Read the listing below and copy out every line that holds "document".
***** DATA ENTRIES *****
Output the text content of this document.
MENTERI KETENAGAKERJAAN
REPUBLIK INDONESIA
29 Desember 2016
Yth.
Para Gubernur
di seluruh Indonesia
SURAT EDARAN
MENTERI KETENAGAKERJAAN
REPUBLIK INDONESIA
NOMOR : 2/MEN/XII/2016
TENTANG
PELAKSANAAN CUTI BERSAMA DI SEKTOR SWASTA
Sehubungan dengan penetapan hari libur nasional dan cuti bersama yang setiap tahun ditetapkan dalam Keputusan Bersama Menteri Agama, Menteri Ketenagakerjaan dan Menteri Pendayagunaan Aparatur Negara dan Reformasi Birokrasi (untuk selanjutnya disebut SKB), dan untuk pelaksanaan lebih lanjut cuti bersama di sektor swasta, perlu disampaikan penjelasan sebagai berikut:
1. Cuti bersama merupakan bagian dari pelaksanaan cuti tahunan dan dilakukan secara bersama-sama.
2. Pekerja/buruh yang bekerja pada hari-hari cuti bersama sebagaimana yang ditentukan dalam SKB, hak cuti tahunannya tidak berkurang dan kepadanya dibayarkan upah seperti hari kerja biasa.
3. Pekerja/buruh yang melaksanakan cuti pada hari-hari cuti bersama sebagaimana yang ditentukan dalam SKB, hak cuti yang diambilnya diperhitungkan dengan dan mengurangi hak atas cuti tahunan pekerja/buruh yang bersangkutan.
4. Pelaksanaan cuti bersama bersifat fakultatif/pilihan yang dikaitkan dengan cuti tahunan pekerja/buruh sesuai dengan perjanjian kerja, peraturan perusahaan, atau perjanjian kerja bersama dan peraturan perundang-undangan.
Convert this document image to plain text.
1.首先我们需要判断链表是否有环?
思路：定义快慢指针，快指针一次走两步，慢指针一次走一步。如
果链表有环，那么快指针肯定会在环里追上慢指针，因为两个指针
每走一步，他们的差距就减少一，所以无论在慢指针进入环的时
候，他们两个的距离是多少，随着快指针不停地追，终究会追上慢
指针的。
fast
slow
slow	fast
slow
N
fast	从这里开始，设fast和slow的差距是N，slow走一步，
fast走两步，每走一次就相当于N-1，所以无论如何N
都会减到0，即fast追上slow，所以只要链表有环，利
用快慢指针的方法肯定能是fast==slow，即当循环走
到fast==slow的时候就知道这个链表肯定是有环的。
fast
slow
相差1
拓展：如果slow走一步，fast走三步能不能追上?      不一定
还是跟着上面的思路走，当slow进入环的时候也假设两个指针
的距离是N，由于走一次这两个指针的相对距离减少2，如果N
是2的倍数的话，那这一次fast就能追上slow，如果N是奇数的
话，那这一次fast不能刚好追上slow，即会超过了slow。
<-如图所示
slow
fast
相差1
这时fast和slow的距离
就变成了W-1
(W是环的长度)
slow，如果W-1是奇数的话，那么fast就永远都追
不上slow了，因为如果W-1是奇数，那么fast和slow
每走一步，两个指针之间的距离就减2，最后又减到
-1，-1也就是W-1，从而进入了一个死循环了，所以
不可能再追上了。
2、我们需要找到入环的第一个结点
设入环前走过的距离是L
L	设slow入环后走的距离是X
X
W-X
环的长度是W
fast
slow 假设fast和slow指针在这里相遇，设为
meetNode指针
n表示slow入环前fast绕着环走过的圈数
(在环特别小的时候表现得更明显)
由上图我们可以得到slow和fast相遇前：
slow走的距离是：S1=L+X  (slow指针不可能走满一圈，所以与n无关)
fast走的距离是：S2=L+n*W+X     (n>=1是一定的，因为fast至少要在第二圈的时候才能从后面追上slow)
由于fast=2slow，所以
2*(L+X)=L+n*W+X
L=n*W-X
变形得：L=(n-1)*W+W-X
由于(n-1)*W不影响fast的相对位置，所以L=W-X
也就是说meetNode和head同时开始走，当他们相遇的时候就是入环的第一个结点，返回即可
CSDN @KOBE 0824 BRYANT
*****
- OUTPUT OF THE TASK:
Output the text content of this document.
Convert this document image to plain text.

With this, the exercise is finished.